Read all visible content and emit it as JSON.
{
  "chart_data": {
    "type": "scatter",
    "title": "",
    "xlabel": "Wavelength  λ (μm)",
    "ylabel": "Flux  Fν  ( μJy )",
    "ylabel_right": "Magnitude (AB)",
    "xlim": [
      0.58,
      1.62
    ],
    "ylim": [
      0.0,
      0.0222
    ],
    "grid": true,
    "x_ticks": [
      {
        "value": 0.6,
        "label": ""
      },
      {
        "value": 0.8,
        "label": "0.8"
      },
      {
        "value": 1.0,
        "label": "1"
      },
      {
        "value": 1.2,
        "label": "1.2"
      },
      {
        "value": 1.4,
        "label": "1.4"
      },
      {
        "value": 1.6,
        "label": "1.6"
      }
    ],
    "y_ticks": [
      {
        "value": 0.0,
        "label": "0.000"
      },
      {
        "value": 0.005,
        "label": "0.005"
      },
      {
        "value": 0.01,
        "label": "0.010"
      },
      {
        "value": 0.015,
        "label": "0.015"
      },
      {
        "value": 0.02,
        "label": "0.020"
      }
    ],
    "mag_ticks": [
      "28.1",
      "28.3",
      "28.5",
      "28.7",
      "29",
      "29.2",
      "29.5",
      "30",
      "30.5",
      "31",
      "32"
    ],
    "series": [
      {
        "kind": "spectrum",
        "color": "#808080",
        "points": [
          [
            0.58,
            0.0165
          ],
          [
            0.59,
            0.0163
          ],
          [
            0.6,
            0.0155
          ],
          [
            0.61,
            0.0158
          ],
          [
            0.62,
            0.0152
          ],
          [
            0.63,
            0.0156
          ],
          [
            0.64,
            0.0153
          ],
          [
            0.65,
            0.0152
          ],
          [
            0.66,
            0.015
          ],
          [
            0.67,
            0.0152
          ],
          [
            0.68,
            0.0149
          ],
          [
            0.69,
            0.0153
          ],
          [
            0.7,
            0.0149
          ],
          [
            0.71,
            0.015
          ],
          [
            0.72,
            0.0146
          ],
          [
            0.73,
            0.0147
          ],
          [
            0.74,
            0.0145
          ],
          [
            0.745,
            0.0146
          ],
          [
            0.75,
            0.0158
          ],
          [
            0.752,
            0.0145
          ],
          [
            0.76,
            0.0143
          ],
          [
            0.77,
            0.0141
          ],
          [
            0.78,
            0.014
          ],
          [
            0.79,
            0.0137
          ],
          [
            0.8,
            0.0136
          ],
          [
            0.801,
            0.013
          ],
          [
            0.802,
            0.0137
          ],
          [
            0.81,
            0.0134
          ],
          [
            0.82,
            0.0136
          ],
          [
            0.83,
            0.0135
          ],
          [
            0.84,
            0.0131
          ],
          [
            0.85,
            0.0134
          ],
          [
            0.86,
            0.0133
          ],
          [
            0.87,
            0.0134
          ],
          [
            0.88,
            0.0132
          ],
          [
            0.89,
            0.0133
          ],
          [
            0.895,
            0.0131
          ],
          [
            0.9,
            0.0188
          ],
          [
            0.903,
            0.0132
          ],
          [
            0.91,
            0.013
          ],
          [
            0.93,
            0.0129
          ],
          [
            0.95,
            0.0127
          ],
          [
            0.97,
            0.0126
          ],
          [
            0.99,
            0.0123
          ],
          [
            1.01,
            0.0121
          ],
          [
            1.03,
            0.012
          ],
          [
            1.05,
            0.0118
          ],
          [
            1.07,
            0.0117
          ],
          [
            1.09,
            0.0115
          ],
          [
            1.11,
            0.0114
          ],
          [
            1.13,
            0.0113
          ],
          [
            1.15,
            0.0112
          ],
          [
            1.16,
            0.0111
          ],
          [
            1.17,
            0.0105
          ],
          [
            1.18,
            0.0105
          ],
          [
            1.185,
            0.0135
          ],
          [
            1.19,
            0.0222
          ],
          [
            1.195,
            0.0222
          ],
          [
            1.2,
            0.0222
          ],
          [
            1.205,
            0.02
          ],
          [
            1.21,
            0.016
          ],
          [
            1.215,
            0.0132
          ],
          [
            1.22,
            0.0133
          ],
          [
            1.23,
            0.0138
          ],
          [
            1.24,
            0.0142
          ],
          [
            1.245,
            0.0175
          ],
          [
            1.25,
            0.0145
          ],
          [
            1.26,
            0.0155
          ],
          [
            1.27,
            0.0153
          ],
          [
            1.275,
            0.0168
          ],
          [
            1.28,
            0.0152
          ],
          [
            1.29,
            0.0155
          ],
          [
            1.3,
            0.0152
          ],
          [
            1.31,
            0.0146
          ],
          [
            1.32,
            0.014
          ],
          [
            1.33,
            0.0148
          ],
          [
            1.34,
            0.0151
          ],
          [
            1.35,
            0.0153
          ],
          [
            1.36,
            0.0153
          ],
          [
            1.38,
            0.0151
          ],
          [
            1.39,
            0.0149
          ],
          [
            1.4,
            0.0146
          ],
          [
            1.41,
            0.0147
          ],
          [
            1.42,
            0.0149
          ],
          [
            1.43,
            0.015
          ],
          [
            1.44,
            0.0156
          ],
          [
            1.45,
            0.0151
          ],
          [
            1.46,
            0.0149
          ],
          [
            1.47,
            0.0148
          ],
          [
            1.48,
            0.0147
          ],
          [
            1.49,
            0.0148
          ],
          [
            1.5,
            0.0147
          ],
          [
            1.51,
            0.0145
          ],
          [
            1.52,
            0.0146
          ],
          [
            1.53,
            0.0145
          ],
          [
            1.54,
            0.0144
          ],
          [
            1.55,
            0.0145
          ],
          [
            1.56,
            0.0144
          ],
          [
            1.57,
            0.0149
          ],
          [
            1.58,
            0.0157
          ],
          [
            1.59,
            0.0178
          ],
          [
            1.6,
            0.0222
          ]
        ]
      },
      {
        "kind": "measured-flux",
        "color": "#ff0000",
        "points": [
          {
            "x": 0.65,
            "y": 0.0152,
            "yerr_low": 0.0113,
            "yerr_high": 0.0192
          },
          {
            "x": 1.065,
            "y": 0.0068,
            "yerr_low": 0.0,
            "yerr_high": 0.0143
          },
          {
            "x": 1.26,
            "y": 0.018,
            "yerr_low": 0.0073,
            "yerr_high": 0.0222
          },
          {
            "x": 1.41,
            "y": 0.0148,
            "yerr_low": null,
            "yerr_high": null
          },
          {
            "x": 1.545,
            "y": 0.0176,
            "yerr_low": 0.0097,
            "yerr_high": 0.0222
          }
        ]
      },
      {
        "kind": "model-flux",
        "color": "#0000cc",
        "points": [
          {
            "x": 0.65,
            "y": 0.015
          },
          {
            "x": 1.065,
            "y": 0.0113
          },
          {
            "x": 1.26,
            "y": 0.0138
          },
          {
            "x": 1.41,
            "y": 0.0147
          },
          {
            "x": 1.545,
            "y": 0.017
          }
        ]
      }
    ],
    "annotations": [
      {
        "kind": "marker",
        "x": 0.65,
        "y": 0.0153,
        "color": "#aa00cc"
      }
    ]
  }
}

● **Task directions**
Quote all the records exactly, please, leaving none out.

● **Finished answer**
Read all visible content and emit it as JSON.
{
  "chart_data": {
    "type": "scatter",
    "title": "",
    "xlabel": "Wavelength  λ (μm)",
    "ylabel": "Flux  Fν  ( μJy )",
    "ylabel_right": "Magnitude (AB)",
    "xlim": [
      0.58,
      1.62
    ],
    "ylim": [
      0.0,
      0.0222
    ],
    "grid": true,
    "x_ticks": [
      {
        "value": 0.6,
        "label": ""
      },
      {
        "value": 0.8,
        "label": "0.8"
      },
      {
        "value": 1.0,
        "label": "1"
      },
      {
        "value": 1.2,
        "label": "1.2"
      },
      {
        "value": 1.4,
        "label": "1.4"
      },
      {
        "value": 1.6,
        "label": "1.6"
      }
    ],
    "y_ticks": [
      {
        "value": 0.0,
        "label": "0.000"
      },
      {
        "value": 0.005,
        "label": "0.005"
      },
      {
        "value": 0.01,
        "label": "0.010"
      },
      {
        "value": 0.015,
        "label": "0.015"
      },
      {
        "value": 0.02,
        "label": "0.020"
      }
    ],
    "mag_ticks": [
      "28.1",
      "28.3",
      "28.5",
      "28.7",
      "29",
      "29.2",
      "29.5",
      "30",
      "30.5",
      "31",
      "32"
    ],
    "series": [
      {
        "kind": "spectrum",
        "color": "#808080",
        "points": [
          [
            0.58,
            0.0165
          ],
          [
            0.59,
            0.0163
          ],
          [
            0.6,
            0.0155
          ],
          [
            0.61,
            0.0158
          ],
          [
            0.62,
            0.0152
          ],
          [
            0.63,
            0.0156
          ],
          [
            0.64,
            0.0153
          ],
          [
            0.65,
            0.0152
          ],
          [
            0.66,
            0.015
          ],
          [
            0.67,
            0.0152
          ],
          [
            0.68,
            0.0149
          ],
          [
            0.69,
            0.0153
          ],
          [
            0.7,
            0.0149
          ],
          [
            0.71,
            0.015
          ],
          [
            0.72,
            0.0146
          ],
          [
            0.73,
            0.0147
          ],
          [
            0.74,
            0.0145
          ],
          [
            0.745,
            0.0146
          ],
          [
            0.75,
            0.0158
          ],
          [
            0.752,
            0.0145
          ],
          [
            0.76,
            0.0143
          ],
          [
            0.77,
            0.0141
          ],
          [
            0.78,
            0.014
          ],
          [
            0.79,
            0.0137
          ],
          [
            0.8,
            0.0136
          ],
          [
            0.801,
            0.013
          ],
          [
            0.802,
            0.0137
          ],
          [
            0.81,
            0.0134
          ],
          [
            0.82,
            0.0136
          ],
          [
            0.83,
            0.0135
          ],
          [
            0.84,
            0.0131
          ],
          [
            0.85,
            0.0134
          ],
          [
            0.86,
            0.0133
          ],
          [
            0.87,
            0.0134
          ],
          [
            0.88,
            0.0132
          ],
          [
            0.89,
            0.0133
          ],
          [
            0.895,
            0.0131
          ],
          [
            0.9,
            0.0188
          ],
          [
            0.903,
            0.0132
          ],
          [
            0.91,
            0.013
          ],
          [
            0.93,
            0.0129
          ],
          [
            0.95,
            0.0127
          ],
          [
            0.97,
            0.0126
          ],
          [
            0.99,
            0.0123
          ],
          [
            1.01,
            0.0121
          ],
          [
            1.03,
            0.012
          ],
          [
            1.05,
            0.0118
          ],
          [
            1.07,
            0.0117
          ],
          [
            1.09,
            0.0115
          ],
          [
            1.11,
            0.0114
          ],
          [
            1.13,
            0.0113
          ],
          [
            1.15,
            0.0112
          ],
          [
            1.16,
            0.0111
          ],
          [
            1.17,
            0.0105
          ],
          [
            1.18,
            0.0105
          ],
          [
            1.185,
            0.0135
          ],
          [
            1.19,
            0.0222
          ],
          [
            1.195,
            0.0222
          ],
          [
            1.2,
            0.0222
          ],
          [
            1.205,
            0.02
          ],
          [
            1.21,
            0.016
          ],
          [
            1.215,
            0.0132
          ],
          [
            1.22,
            0.0133
          ],
          [
            1.23,
            0.0138
          ],
          [
            1.24,
            0.0142
          ],
          [
            1.245,
            0.0175
          ],
          [
            1.25,
            0.0145
          ],
          [
            1.26,
            0.0155
          ],
          [
            1.27,
            0.0153
          ],
          [
            1.275,
            0.0168
          ],
          [
            1.28,
            0.0152
          ],
          [
            1.29,
            0.0155
          ],
          [
            1.3,
            0.0152
          ],
          [
            1.31,
            0.0146
          ],
          [
            1.32,
            0.014
          ],
          [
            1.33,
            0.0148
          ],
          [
            1.34,
            0.0151
          ],
          [
            1.35,
            0.0153
          ],
          [
            1.36,
            0.0153
          ],
          [
            1.38,
            0.0151
          ],
          [
            1.39,
            0.0149
          ],
          [
            1.4,
            0.0146
          ],
          [
            1.41,
            0.0147
          ],
          [
            1.42,
            0.0149
          ],
          [
            1.43,
            0.015
          ],
          [
            1.44,
            0.0156
          ],
          [
            1.45,
            0.0151
          ],
          [
            1.46,
            0.0149
          ],
          [
            1.47,
            0.0148
          ],
          [
            1.48,
            0.0147
          ],
          [
            1.49,
            0.0148
          ],
          [
            1.5,
            0.0147
          ],
          [
            1.51,
            0.0145
          ],
          [
            1.52,
            0.0146
          ],
          [
            1.53,
            0.0145
          ],
          [
            1.54,
            0.0144
          ],
          [
            1.55,
            0.0145
          ],
          [
            1.56,
            0.0144
          ],
          [
            1.57,
            0.0149
          ],
          [
            1.58,
            0.0157
          ],
          [
            1.59,
            0.0178
          ],
          [
            1.6,
            0.0222
          ]
        ]
      },
      {
        "kind": "measured-flux",
        "color": "#ff0000",
        "points": [
          {
            "x": 0.65,
            "y": 0.0152,
            "yerr_low": 0.0113,
            "yerr_high": 0.0192
          },
          {
            "x": 1.065,
            "y": 0.0068,
            "yerr_low": 0.0,
            "yerr_high": 0.0143
          },
          {
            "x": 1.26,
            "y": 0.018,
            "yerr_low": 0.0073,
            "yerr_high": 0.0222
          },
          {
            "x": 1.41,
            "y": 0.0148,
            "yerr_low": null,
            "yerr_high": null
          },
          {
            "x": 1.545,
            "y": 0.0176,
            "yerr_low": 0.0097,
            "yerr_high": 0.0222
          }
        ]
      },
      {
        "kind": "model-flux",
        "color": "#0000cc",
        "points": [
          {
            "x": 0.65,
            "y": 0.015
          },
          {
            "x": 1.065,
            "y": 0.0113
          },
          {
            "x": 1.26,
            "y": 0.0138
          },
          {
            "x": 1.41,
            "y": 0.0147
          },
          {
            "x": 1.545,
            "y": 0.017
          }
        ]
      }
    ],
    "annotations": [
      {
        "kind": "marker",
        "x": 0.65,
        "y": 0.0153,
        "color": "#aa00cc"
      }
    ]
  }
}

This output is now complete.